### [Materials provided]

..............................

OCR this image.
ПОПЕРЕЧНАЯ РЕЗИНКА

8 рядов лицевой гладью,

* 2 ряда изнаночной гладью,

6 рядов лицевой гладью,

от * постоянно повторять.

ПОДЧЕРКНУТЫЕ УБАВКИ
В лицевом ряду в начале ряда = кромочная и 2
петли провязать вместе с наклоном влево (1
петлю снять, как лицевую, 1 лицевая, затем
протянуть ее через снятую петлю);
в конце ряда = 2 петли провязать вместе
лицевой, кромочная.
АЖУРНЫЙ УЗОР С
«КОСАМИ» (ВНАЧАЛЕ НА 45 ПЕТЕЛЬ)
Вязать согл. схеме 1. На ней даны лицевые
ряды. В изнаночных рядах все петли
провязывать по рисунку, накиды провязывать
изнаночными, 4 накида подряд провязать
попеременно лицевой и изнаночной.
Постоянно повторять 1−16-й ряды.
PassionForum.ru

..............................

### [Given exercise]
Reproduce the complete set of lines precisely as supplied.

### [Response to the exercise]
OCR this image.
ПОПЕРЕЧНАЯ РЕЗИНКА

8 рядов лицевой гладью,

* 2 ряда изнаночной гладью,

6 рядов лицевой гладью,

от * постоянно повторять.

ПОДЧЕРКНУТЫЕ УБАВКИ
В лицевом ряду в начале ряда = кромочная и 2
петли провязать вместе с наклоном влево (1
петлю снять, как лицевую, 1 лицевая, затем
протянуть ее через снятую петлю);
в конце ряда = 2 петли провязать вместе
лицевой, кромочная.
АЖУРНЫЙ УЗОР С
«КОСАМИ» (ВНАЧАЛЕ НА 45 ПЕТЕЛЬ)
Вязать согл. схеме 1. На ней даны лицевые
ряды. В изнаночных рядах все петли
провязывать по рисунку, накиды провязывать
изнаночными, 4 накида подряд провязать
попеременно лицевой и изнаночной.
Постоянно повторять 1−16-й ряды.
PassionForum.ru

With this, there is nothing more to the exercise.